| Extracted records |
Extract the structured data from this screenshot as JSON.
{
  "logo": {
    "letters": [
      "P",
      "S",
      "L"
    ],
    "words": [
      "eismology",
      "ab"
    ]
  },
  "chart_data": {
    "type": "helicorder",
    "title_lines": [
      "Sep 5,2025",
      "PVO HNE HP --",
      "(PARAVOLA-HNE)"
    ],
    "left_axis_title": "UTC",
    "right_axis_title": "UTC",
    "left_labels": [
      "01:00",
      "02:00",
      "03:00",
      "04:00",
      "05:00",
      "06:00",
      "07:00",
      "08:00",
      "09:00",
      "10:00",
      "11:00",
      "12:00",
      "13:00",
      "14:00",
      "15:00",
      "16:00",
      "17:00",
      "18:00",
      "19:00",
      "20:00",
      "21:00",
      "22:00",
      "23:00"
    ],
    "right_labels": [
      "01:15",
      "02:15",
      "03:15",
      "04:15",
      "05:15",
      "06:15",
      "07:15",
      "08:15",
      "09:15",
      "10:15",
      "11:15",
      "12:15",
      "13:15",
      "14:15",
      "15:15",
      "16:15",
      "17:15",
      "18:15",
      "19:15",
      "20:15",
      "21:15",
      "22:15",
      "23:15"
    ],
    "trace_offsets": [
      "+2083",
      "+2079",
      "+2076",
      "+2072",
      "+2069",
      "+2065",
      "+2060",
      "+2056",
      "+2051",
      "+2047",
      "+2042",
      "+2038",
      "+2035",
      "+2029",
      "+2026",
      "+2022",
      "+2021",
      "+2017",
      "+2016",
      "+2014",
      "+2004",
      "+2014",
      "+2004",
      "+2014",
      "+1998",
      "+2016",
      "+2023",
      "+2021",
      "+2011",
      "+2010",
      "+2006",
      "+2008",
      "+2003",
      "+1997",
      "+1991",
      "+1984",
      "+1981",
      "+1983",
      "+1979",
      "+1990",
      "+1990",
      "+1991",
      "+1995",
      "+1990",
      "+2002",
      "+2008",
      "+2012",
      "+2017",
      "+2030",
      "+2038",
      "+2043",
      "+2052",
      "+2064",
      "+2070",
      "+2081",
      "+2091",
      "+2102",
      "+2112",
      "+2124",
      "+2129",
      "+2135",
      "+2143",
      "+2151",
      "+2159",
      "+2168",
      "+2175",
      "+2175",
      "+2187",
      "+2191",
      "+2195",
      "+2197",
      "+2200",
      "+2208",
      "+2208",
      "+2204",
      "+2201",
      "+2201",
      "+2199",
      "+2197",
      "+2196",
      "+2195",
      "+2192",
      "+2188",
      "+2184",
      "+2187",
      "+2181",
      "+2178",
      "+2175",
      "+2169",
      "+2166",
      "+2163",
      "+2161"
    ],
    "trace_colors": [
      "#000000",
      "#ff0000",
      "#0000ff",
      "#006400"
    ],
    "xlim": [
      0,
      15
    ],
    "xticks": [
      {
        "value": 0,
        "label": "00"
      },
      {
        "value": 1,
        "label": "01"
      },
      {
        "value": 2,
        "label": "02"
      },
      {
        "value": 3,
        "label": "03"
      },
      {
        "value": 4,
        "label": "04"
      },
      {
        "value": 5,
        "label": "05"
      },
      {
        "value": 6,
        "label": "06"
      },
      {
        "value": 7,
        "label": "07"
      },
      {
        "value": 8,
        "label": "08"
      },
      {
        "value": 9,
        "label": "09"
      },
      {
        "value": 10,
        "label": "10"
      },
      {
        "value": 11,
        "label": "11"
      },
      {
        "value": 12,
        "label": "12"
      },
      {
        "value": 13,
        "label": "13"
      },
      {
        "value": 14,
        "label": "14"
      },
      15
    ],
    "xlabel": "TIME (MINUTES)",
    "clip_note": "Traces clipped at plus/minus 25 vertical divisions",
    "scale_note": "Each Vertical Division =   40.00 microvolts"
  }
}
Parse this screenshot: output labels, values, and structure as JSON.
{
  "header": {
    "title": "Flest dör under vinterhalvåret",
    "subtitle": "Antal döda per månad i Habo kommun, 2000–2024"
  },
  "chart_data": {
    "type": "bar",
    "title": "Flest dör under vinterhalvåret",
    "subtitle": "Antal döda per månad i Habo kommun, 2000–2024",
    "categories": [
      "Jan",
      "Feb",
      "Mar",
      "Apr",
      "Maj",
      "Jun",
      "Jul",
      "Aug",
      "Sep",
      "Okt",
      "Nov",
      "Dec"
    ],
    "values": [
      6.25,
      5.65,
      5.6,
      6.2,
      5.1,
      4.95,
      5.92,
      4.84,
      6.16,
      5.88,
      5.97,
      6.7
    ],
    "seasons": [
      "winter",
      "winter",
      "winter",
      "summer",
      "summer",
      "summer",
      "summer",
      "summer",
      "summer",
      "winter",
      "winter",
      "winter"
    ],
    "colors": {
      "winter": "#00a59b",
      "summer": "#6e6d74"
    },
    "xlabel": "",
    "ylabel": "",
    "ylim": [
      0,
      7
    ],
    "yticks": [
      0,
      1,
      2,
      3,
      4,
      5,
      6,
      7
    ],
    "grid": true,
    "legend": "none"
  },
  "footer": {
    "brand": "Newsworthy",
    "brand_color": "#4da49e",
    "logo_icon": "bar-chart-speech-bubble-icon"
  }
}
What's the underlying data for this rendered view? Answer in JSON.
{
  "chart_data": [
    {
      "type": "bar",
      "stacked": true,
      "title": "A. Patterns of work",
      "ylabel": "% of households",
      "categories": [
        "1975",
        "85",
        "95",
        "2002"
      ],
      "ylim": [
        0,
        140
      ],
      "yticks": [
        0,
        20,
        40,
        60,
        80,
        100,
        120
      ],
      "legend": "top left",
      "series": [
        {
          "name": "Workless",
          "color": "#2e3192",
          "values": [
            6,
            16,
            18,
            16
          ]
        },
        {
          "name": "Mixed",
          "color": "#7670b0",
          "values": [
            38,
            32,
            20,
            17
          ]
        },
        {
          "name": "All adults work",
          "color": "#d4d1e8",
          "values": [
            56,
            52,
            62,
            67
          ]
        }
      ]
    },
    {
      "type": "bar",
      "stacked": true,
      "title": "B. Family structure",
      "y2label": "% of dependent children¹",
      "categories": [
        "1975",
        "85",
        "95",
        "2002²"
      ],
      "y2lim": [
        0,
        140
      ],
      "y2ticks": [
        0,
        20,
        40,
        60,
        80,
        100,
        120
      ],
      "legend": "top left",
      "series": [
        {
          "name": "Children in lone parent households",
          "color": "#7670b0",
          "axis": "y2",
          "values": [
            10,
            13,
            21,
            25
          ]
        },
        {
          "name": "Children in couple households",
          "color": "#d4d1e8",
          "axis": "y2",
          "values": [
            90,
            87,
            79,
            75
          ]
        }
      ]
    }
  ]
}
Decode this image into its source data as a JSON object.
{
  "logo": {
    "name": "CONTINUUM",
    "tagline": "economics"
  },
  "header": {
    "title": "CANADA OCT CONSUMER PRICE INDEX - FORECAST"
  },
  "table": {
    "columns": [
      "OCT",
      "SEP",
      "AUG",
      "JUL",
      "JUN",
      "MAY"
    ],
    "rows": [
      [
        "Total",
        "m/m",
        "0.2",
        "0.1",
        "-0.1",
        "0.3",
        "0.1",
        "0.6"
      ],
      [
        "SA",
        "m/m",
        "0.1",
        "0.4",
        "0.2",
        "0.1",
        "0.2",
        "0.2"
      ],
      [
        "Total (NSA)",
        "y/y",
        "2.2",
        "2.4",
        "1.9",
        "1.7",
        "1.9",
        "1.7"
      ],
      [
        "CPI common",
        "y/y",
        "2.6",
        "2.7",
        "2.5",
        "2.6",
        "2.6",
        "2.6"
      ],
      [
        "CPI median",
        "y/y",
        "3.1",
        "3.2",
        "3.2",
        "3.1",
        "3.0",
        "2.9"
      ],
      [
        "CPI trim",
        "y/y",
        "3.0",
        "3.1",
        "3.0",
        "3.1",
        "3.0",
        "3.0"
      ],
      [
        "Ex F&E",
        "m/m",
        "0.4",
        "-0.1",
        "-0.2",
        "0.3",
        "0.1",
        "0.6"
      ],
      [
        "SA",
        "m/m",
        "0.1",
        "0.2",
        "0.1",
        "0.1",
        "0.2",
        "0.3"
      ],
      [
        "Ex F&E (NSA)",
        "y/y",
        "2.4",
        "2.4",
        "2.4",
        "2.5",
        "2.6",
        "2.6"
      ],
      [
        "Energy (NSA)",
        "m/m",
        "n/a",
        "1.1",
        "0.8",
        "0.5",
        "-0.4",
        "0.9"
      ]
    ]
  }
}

| Goal |
From the records, copy every line that has the string "Habo" in it.

| Complete response |
    "subtitle": "Antal döda per månad i Habo kommun, 2000–2024"
    "subtitle": "Antal döda per månad i Habo kommun, 2000–2024",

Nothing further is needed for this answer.